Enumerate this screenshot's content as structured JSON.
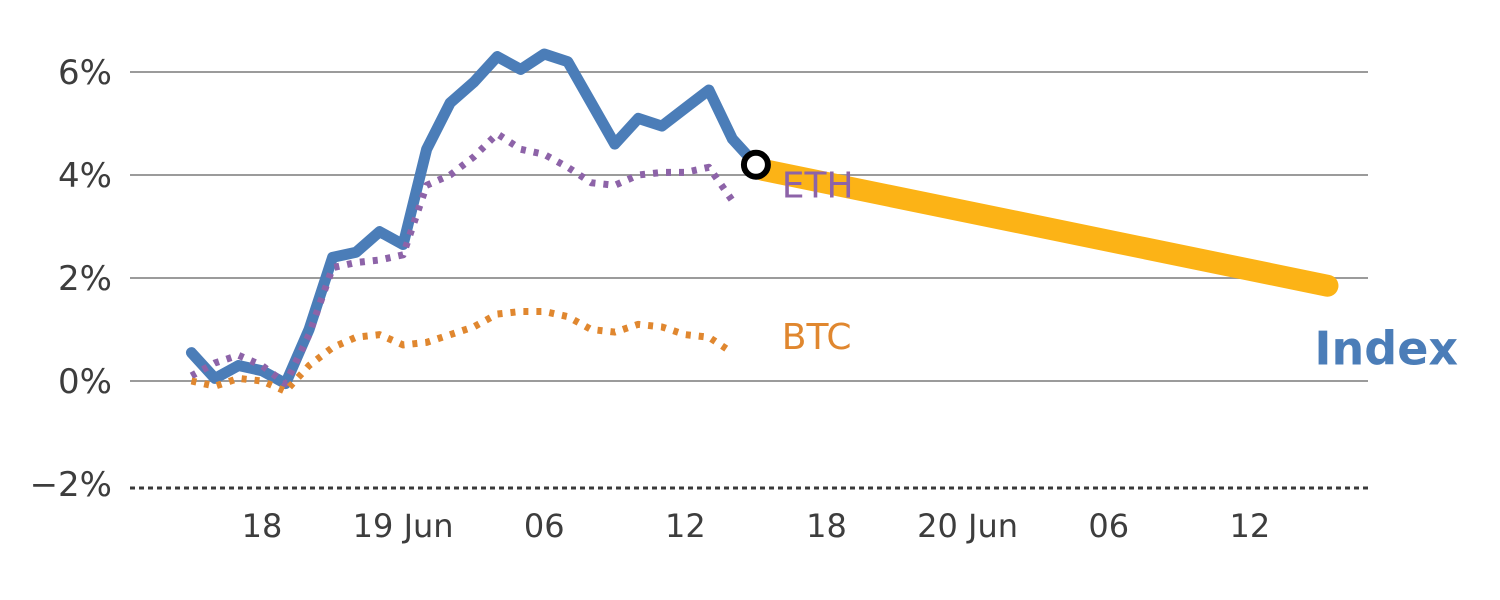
{
  "chart_data": {
    "type": "line",
    "title": "",
    "xlabel": "",
    "ylabel": "",
    "x_unit": "hours (t=0 at 18 Jun 12:00)",
    "grid": "horizontal",
    "grid_color": "#9b9b9b",
    "tick_color": "#3d3d3d",
    "axis": {
      "baseline_v": -2,
      "baseline_style": "dashed",
      "baseline_color": "#3a3a3a"
    },
    "ylim": [
      -2.6,
      6.8
    ],
    "y_ticks": [
      {
        "v": 6,
        "label": "6%"
      },
      {
        "v": 4,
        "label": "4%"
      },
      {
        "v": 2,
        "label": "2%"
      },
      {
        "v": 0,
        "label": "0%"
      },
      {
        "v": -2,
        "label": "−2%"
      }
    ],
    "x_ticks": [
      {
        "t": 6,
        "label": "18"
      },
      {
        "t": 12,
        "label": "19 Jun"
      },
      {
        "t": 18,
        "label": "06"
      },
      {
        "t": 24,
        "label": "12"
      },
      {
        "t": 30,
        "label": "18"
      },
      {
        "t": 36,
        "label": "20 Jun"
      },
      {
        "t": 42,
        "label": "06"
      },
      {
        "t": 48,
        "label": "12"
      }
    ],
    "series": [
      {
        "name": "Index",
        "color": "#4b7db8",
        "line": "solid",
        "width": 11,
        "x": [
          3,
          4,
          5,
          6,
          7,
          8,
          9,
          10,
          11,
          12,
          13,
          14,
          15,
          16,
          17,
          18,
          19,
          20,
          21,
          22,
          23,
          24,
          25,
          26,
          27
        ],
        "values": [
          0.55,
          0.05,
          0.3,
          0.2,
          -0.05,
          1.0,
          2.4,
          2.5,
          2.9,
          2.65,
          4.5,
          5.4,
          5.8,
          6.3,
          6.05,
          6.35,
          6.2,
          5.4,
          4.6,
          5.1,
          4.95,
          5.3,
          5.65,
          4.7,
          4.2
        ],
        "label": {
          "text": "Index",
          "t": 53.8,
          "v": 0.55,
          "size": 46,
          "weight": "bold",
          "anchor": "middle"
        }
      },
      {
        "name": "ETH",
        "color": "#8d63a8",
        "line": "dotted",
        "width": 7,
        "x": [
          3,
          4,
          5,
          6,
          7,
          8,
          9,
          10,
          11,
          12,
          13,
          14,
          15,
          16,
          17,
          18,
          19,
          20,
          21,
          22,
          23,
          24,
          25,
          26
        ],
        "values": [
          0.1,
          0.35,
          0.5,
          0.3,
          -0.05,
          0.9,
          2.2,
          2.3,
          2.35,
          2.45,
          3.8,
          4.0,
          4.35,
          4.8,
          4.5,
          4.4,
          4.15,
          3.85,
          3.8,
          4.0,
          4.05,
          4.05,
          4.15,
          3.5
        ],
        "label": {
          "text": "ETH",
          "t": 28.1,
          "v": 3.8,
          "size": 36,
          "weight": "normal",
          "anchor": "start"
        }
      },
      {
        "name": "BTC",
        "color": "#e0872f",
        "line": "dotted",
        "width": 7,
        "x": [
          3,
          4,
          5,
          6,
          7,
          8,
          9,
          10,
          11,
          12,
          13,
          14,
          15,
          16,
          17,
          18,
          19,
          20,
          21,
          22,
          23,
          24,
          25,
          26
        ],
        "values": [
          0.0,
          -0.1,
          0.05,
          0.0,
          -0.2,
          0.3,
          0.65,
          0.85,
          0.9,
          0.7,
          0.75,
          0.9,
          1.05,
          1.3,
          1.35,
          1.35,
          1.25,
          1.0,
          0.95,
          1.1,
          1.05,
          0.9,
          0.85,
          0.55
        ],
        "label": {
          "text": "BTC",
          "t": 28.1,
          "v": 0.85,
          "size": 36,
          "weight": "normal",
          "anchor": "start"
        }
      }
    ],
    "projection": {
      "name": "Index projection band",
      "color": "#fcb316",
      "width": 22,
      "from": {
        "t": 27.3,
        "v": 4.1
      },
      "to": {
        "t": 51.3,
        "v": 1.85
      }
    },
    "marker": {
      "t": 27,
      "v": 4.2,
      "radius": 12,
      "fill": "#ffffff",
      "stroke": "#000000",
      "stroke_width": 6
    }
  }
}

* **Goal**: Tell how many lines in the material above include the word "projection", giving the number only.

* **Complete answer**: 2